- [SUPPLIED DATA]
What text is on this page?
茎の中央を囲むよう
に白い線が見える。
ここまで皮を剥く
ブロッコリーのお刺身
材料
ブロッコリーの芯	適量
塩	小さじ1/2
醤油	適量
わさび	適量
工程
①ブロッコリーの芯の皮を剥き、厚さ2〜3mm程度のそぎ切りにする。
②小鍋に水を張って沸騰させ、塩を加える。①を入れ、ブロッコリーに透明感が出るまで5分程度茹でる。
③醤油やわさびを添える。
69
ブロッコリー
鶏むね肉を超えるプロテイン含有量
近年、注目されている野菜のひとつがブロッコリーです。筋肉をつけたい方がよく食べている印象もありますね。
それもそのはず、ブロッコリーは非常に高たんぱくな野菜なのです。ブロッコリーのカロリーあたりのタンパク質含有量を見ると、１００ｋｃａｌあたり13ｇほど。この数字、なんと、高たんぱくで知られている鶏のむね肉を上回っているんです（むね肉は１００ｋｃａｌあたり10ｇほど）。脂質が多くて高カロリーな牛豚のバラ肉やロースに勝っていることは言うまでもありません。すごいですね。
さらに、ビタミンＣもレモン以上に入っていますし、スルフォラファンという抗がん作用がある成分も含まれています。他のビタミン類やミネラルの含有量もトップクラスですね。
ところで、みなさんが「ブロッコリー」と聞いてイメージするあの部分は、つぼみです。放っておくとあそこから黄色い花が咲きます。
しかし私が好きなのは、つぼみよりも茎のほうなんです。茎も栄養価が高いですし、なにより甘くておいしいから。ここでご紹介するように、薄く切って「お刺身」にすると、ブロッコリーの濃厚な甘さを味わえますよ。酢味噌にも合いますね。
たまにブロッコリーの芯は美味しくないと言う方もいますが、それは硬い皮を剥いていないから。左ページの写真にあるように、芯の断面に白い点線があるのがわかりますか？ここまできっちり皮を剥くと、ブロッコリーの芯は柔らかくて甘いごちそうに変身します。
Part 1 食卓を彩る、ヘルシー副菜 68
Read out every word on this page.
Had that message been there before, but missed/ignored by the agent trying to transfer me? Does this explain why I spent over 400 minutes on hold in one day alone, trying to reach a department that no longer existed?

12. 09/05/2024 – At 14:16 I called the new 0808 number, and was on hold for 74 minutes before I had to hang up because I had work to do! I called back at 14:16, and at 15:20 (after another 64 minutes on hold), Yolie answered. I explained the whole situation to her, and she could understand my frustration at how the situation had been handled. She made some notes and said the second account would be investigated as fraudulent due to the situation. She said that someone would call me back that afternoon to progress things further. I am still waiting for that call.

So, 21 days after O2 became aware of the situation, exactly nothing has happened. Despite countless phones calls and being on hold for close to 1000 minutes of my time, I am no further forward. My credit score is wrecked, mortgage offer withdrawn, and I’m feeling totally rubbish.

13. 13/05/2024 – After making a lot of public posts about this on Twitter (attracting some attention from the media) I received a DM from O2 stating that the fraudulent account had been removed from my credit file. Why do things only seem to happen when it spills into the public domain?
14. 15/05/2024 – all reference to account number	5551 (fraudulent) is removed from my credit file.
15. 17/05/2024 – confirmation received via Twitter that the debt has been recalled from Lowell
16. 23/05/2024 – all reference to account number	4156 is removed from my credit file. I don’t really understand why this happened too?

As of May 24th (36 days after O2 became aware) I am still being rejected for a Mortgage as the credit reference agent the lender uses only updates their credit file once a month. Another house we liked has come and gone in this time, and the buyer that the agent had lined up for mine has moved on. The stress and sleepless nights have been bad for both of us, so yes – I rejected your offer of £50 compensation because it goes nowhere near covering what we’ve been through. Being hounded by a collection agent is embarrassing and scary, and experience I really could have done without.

- [WRITTEN EXERCISE] Transcribe the material above word for word.

- [REPLY]
What text is on this page?
茎の中央を囲むよう
に白い線が見える。
ここまで皮を剥く
ブロッコリーのお刺身
材料
ブロッコリーの芯	適量
塩	小さじ1/2
醤油	適量
わさび	適量
工程
①ブロッコリーの芯の皮を剥き、厚さ2〜3mm程度のそぎ切りにする。
②小鍋に水を張って沸騰させ、塩を加える。①を入れ、ブロッコリーに透明感が出るまで5分程度茹でる。
③醤油やわさびを添える。
69
ブロッコリー
鶏むね肉を超えるプロテイン含有量
近年、注目されている野菜のひとつがブロッコリーです。筋肉をつけたい方がよく食べている印象もありますね。
それもそのはず、ブロッコリーは非常に高たんぱくな野菜なのです。ブロッコリーのカロリーあたりのタンパク質含有量を見ると、１００ｋｃａｌあたり13ｇほど。この数字、なんと、高たんぱくで知られている鶏のむね肉を上回っているんです（むね肉は１００ｋｃａｌあたり10ｇほど）。脂質が多くて高カロリーな牛豚のバラ肉やロースに勝っていることは言うまでもありません。すごいですね。
さらに、ビタミンＣもレモン以上に入っていますし、スルフォラファンという抗がん作用がある成分も含まれています。他のビタミン類やミネラルの含有量もトップクラスですね。
ところで、みなさんが「ブロッコリー」と聞いてイメージするあの部分は、つぼみです。放っておくとあそこから黄色い花が咲きます。
しかし私が好きなのは、つぼみよりも茎のほうなんです。茎も栄養価が高いですし、なにより甘くておいしいから。ここでご紹介するように、薄く切って「お刺身」にすると、ブロッコリーの濃厚な甘さを味わえますよ。酢味噌にも合いますね。
たまにブロッコリーの芯は美味しくないと言う方もいますが、それは硬い皮を剥いていないから。左ページの写真にあるように、芯の断面に白い点線があるのがわかりますか？ここまできっちり皮を剥くと、ブロッコリーの芯は柔らかくて甘いごちそうに変身します。
Part 1 食卓を彩る、ヘルシー副菜 68
Read out every word on this page.
Had that message been there before, but missed/ignored by the agent trying to transfer me? Does this explain why I spent over 400 minutes on hold in one day alone, trying to reach a department that no longer existed?

12. 09/05/2024 – At 14:16 I called the new 0808 number, and was on hold for 74 minutes before I had to hang up because I had work to do! I called back at 14:16, and at 15:20 (after another 64 minutes on hold), Yolie answered. I explained the whole situation to her, and she could understand my frustration at how the situation had been handled. She made some notes and said the second account would be investigated as fraudulent due to the situation. She said that someone would call me back that afternoon to progress things further. I am still waiting for that call.

So, 21 days after O2 became aware of the situation, exactly nothing has happened. Despite countless phones calls and being on hold for close to 1000 minutes of my time, I am no further forward. My credit score is wrecked, mortgage offer withdrawn, and I’m feeling totally rubbish.

13. 13/05/2024 – After making a lot of public posts about this on Twitter (attracting some attention from the media) I received a DM from O2 stating that the fraudulent account had been removed from my credit file. Why do things only seem to happen when it spills into the public domain?
14. 15/05/2024 – all reference to account number	5551 (fraudulent) is removed from my credit file.
15. 17/05/2024 – confirmation received via Twitter that the debt has been recalled from Lowell
16. 23/05/2024 – all reference to account number	4156 is removed from my credit file. I don’t really understand why this happened too?

As of May 24th (36 days after O2 became aware) I am still being rejected for a Mortgage as the credit reference agent the lender uses only updates their credit file once a month. Another house we liked has come and gone in this time, and the buyer that the agent had lined up for mine has moved on. The stress and sleepless nights have been bad for both of us, so yes – I rejected your offer of £50 compensation because it goes nowhere near covering what we’ve been through. Being hounded by a collection agent is embarrassing and scary, and experience I really could have done without.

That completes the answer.